STATED EXERCISE.
From the listing below, pick out each line with the word "AUDUSD".

#### ROWS ####

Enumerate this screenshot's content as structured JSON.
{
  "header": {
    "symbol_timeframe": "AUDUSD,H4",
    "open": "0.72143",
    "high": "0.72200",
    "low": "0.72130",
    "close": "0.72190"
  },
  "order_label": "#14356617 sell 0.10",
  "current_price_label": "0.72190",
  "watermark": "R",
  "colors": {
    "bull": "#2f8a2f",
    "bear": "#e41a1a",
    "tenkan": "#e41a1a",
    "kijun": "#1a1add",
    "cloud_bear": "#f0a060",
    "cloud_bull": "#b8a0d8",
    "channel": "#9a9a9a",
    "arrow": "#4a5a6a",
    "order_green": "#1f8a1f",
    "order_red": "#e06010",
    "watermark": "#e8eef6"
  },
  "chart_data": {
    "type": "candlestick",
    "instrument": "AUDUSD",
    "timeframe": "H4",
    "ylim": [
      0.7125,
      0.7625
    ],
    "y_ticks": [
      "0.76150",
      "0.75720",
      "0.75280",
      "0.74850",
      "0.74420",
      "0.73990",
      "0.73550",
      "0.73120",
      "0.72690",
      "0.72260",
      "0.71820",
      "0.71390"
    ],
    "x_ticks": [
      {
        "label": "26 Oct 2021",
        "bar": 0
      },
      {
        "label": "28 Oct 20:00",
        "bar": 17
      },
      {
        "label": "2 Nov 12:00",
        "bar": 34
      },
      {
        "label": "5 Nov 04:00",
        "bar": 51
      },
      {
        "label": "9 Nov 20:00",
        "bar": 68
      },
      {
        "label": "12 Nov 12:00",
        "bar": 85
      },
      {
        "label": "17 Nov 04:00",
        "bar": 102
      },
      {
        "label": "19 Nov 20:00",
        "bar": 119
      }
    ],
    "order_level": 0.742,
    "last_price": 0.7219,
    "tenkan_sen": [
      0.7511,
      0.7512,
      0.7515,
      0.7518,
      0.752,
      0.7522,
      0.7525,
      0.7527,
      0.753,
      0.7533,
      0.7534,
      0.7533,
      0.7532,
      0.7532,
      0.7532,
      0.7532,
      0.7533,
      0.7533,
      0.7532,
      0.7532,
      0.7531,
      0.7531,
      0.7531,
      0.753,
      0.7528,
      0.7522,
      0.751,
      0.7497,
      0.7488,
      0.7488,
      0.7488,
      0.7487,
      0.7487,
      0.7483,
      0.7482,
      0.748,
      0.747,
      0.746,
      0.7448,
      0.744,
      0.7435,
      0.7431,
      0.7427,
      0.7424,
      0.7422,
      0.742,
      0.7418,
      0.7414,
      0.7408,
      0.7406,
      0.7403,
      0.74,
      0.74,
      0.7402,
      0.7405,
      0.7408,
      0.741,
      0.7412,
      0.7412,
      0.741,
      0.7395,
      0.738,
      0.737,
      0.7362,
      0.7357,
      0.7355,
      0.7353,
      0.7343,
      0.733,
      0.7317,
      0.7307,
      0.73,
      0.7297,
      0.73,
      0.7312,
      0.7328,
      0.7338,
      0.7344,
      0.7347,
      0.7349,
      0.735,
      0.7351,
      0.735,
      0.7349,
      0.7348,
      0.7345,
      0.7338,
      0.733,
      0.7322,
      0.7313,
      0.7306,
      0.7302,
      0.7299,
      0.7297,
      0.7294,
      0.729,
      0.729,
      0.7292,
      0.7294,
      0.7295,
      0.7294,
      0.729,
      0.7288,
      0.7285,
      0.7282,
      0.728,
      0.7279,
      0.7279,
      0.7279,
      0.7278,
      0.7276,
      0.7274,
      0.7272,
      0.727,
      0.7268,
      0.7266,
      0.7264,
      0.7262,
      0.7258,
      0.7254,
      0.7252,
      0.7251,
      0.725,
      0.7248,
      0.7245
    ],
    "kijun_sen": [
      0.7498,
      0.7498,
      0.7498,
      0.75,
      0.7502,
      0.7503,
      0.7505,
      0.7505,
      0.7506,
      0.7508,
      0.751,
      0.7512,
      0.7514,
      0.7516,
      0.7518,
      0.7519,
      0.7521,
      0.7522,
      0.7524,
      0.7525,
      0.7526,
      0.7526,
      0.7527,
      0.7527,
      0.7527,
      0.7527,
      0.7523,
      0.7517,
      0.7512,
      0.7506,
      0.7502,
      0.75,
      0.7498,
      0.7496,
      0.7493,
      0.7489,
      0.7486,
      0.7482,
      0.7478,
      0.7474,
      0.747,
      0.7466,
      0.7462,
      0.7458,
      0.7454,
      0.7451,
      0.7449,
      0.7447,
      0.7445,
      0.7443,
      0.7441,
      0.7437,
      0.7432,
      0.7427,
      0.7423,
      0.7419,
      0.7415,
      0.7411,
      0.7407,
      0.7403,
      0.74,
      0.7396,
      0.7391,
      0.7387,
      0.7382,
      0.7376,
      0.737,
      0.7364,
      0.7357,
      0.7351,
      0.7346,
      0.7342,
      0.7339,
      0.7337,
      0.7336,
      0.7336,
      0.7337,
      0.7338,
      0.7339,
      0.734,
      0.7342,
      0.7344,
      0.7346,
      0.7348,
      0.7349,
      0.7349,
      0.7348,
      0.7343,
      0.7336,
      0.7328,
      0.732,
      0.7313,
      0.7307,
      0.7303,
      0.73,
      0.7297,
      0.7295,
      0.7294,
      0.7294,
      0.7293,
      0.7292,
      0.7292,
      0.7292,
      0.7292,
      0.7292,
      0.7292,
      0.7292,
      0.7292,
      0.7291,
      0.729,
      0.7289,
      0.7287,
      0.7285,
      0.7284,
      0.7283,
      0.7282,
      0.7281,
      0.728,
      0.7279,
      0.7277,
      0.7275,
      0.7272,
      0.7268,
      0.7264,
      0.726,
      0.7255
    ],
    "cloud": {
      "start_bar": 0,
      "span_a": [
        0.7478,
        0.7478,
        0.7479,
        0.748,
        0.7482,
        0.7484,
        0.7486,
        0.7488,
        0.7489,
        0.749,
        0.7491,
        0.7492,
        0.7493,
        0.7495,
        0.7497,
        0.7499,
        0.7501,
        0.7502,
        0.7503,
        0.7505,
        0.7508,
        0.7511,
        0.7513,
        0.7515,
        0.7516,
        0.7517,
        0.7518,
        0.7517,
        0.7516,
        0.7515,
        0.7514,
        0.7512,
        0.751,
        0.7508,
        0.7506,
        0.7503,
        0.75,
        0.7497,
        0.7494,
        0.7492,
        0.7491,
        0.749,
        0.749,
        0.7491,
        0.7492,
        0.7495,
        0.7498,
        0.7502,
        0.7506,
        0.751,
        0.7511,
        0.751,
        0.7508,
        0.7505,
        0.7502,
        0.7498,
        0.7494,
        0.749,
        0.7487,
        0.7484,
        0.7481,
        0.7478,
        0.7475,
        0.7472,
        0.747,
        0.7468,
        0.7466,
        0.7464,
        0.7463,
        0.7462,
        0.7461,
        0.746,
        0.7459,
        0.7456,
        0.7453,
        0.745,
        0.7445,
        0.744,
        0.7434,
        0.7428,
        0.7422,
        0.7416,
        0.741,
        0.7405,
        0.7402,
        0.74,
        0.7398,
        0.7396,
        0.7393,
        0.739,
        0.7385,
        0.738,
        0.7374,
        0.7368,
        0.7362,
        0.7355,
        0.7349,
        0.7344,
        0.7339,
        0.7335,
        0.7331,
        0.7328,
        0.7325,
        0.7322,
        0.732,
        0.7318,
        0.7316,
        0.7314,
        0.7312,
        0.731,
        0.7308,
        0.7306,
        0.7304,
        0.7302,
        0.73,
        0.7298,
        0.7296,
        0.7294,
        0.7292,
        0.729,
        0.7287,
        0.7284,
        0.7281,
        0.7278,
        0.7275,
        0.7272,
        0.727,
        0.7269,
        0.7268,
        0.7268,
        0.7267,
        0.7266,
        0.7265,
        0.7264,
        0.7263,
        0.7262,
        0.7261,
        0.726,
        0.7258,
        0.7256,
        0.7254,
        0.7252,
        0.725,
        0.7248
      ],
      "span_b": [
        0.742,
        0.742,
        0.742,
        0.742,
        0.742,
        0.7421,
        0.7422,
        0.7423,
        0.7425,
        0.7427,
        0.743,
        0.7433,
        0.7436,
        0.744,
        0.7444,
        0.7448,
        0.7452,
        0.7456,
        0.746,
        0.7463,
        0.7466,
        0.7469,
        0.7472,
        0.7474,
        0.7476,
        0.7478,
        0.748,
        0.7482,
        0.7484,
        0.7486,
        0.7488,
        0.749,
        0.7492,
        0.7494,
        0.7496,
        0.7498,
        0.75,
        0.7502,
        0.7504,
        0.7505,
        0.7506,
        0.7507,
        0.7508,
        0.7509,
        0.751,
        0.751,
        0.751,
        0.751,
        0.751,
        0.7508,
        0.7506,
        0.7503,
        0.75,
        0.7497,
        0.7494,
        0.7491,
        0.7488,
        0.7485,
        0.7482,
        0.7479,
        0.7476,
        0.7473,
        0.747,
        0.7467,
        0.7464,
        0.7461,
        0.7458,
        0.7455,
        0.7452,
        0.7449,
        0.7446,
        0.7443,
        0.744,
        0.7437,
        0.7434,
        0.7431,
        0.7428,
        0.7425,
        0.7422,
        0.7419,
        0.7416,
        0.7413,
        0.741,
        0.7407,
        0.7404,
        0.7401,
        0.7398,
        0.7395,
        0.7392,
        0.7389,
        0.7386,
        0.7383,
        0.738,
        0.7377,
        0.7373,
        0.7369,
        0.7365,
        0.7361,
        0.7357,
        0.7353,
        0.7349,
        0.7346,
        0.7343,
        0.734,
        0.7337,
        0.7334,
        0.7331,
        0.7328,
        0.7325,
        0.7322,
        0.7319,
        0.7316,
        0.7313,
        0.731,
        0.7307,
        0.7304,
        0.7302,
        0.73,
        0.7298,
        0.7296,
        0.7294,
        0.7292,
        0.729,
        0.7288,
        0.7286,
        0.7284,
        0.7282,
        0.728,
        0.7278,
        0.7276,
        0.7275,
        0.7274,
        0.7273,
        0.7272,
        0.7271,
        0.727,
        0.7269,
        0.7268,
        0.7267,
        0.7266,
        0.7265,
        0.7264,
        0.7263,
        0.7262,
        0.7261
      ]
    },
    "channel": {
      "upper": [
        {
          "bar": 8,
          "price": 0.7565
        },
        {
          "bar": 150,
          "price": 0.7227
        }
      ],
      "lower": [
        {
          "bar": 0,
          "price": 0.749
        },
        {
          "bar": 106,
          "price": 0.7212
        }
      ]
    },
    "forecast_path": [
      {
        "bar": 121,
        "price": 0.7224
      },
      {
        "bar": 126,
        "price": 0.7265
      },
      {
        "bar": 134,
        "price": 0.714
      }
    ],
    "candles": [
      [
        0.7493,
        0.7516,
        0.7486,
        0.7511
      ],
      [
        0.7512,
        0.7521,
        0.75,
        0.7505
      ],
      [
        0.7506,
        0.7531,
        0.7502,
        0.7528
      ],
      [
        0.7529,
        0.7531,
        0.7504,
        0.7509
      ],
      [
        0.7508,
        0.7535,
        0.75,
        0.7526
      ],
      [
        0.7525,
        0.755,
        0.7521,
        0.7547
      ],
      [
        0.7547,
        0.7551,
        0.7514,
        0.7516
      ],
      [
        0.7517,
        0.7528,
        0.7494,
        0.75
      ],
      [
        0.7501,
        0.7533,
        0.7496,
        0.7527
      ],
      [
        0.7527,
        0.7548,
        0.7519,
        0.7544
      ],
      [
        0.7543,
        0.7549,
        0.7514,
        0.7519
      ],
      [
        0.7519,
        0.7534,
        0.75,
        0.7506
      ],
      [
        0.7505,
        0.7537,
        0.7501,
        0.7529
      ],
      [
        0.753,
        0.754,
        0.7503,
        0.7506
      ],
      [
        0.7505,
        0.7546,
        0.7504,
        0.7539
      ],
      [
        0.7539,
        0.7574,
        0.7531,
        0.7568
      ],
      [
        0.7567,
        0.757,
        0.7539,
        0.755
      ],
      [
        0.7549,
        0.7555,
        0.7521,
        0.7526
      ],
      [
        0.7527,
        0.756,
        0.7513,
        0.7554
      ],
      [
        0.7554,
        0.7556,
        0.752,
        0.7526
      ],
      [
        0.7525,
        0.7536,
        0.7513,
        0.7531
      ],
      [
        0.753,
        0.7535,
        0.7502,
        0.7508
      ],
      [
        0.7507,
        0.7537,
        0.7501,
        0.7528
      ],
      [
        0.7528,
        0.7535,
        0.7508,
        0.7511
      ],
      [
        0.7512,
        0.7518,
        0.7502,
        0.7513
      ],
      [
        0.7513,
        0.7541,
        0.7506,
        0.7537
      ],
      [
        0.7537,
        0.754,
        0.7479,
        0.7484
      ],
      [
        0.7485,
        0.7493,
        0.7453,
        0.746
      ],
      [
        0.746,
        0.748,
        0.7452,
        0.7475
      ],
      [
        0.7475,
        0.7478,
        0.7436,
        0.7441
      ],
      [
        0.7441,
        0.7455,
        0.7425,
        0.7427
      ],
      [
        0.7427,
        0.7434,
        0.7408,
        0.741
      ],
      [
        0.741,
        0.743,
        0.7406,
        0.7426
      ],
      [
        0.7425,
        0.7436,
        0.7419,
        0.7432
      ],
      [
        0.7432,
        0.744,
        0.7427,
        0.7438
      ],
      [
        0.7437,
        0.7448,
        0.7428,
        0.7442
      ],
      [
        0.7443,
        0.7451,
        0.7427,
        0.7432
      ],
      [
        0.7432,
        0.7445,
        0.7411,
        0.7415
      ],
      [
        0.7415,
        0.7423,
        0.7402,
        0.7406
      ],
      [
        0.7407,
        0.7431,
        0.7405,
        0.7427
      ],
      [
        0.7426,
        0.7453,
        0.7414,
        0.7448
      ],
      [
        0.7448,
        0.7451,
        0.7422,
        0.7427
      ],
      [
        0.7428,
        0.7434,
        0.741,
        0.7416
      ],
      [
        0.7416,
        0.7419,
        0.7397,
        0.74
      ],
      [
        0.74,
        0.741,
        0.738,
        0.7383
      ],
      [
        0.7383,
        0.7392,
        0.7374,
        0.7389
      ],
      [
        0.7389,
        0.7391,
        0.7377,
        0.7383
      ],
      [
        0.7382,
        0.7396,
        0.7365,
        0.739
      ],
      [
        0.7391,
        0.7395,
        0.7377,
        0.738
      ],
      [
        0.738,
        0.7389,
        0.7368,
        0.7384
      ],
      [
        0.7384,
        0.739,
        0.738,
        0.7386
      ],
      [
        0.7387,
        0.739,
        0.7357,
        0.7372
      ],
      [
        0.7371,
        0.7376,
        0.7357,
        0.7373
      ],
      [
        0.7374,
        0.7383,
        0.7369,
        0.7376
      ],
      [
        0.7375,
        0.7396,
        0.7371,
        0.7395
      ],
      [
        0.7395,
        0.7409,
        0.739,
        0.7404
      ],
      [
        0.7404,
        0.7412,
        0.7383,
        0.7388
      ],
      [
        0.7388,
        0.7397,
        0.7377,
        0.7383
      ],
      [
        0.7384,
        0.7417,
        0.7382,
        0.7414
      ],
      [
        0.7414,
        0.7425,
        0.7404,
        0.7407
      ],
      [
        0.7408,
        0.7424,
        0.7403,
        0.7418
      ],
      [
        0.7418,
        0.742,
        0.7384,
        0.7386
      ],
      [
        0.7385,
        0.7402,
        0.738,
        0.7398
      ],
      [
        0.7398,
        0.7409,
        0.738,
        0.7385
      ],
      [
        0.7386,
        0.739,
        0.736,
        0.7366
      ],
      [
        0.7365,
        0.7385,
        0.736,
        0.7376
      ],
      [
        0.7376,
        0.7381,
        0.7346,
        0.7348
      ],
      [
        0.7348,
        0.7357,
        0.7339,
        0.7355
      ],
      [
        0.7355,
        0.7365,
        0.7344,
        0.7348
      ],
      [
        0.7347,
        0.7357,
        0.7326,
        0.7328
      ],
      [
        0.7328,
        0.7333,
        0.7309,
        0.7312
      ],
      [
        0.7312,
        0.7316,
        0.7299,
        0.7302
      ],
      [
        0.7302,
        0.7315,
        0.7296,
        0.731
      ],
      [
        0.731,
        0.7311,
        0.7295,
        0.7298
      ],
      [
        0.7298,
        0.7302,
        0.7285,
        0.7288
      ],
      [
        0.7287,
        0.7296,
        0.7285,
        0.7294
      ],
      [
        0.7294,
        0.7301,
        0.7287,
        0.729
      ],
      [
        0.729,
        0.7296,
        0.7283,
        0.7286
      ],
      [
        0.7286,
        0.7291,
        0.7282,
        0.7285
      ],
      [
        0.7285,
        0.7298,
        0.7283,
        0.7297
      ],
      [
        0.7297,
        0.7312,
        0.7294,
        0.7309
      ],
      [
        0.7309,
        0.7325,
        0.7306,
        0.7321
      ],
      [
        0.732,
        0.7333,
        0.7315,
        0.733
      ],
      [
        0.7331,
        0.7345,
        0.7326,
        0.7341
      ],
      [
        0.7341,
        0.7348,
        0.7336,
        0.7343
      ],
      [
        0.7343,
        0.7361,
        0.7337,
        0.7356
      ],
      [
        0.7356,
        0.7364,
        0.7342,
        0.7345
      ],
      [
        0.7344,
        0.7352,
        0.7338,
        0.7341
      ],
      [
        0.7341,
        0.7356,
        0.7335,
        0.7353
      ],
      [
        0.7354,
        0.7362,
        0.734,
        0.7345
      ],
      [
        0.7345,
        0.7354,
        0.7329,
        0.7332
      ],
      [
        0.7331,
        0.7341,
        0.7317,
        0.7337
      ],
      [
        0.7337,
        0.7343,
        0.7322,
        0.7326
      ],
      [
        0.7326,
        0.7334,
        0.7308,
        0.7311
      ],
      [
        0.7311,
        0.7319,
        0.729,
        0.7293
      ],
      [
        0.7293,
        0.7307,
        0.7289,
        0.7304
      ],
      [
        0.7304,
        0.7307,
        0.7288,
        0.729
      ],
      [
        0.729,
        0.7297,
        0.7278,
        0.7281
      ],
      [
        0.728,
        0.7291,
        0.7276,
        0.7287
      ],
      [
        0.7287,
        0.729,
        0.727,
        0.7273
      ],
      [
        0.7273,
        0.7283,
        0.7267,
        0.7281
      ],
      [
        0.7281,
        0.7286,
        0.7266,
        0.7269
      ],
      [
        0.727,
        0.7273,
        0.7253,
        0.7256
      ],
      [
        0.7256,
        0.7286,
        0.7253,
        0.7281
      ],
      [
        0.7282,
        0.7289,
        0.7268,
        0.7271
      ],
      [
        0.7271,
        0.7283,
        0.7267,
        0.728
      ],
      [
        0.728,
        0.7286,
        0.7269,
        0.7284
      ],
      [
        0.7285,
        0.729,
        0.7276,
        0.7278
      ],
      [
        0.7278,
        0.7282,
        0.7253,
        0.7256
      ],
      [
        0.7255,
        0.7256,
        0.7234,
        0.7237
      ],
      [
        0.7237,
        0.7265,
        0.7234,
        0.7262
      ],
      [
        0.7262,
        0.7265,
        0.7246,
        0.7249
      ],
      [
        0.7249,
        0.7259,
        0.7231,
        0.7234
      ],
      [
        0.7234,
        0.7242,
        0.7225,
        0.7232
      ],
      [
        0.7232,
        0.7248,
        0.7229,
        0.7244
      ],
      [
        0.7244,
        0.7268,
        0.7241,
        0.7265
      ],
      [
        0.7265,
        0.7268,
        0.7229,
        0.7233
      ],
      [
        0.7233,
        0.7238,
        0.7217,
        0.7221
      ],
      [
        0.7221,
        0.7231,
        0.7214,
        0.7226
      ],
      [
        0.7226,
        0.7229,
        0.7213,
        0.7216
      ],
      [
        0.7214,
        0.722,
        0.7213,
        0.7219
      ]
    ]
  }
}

####

FINISHED ANSWER.
    "symbol_timeframe": "AUDUSD,H4",
    "instrument": "AUDUSD",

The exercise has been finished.